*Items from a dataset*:
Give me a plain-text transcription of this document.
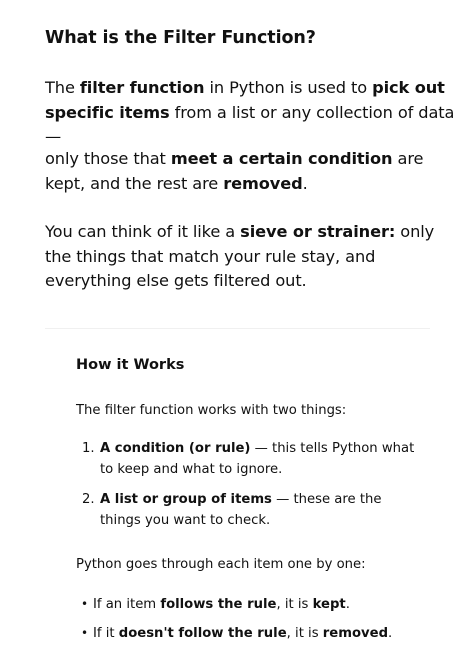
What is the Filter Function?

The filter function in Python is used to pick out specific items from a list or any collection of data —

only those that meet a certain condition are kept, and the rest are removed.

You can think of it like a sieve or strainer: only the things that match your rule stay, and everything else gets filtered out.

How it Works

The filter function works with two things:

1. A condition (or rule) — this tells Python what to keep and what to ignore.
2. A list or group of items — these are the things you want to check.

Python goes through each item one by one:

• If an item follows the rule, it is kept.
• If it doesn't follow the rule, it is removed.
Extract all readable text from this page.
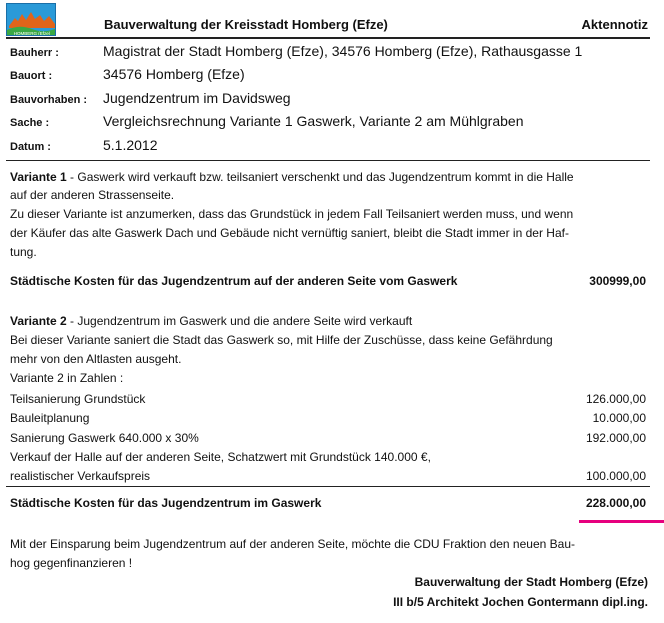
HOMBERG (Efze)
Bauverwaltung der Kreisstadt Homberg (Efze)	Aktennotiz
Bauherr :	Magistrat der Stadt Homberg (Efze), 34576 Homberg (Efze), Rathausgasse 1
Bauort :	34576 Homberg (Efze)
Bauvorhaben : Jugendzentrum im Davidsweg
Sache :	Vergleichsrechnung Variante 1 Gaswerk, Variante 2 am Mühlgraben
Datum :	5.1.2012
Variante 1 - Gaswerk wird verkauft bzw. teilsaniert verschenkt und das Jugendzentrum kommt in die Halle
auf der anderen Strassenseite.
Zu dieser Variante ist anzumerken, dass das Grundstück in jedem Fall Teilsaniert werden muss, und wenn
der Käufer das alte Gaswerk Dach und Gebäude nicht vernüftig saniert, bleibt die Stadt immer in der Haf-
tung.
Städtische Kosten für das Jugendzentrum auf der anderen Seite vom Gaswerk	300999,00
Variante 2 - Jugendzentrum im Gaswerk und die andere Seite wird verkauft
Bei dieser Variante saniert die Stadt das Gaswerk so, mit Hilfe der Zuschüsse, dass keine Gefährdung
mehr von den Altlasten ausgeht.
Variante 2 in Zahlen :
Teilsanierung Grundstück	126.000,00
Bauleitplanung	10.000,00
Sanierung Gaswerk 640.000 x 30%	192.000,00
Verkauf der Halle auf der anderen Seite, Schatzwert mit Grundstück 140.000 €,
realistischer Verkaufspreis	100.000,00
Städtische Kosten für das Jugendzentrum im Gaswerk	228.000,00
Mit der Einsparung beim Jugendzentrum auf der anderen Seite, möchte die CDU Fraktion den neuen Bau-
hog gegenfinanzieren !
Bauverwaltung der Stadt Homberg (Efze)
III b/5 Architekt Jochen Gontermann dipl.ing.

*GOAL*: Lines holding the word "verkauft" in the entries above are the ones to pull out. Copy them all.

*EXPECTED ANSWER*:
Variante 1 - Gaswerk wird verkauft bzw. teilsaniert verschenkt und das Jugendzentrum kommt in die Halle
Variante 2 - Jugendzentrum im Gaswerk und die andere Seite wird verkauft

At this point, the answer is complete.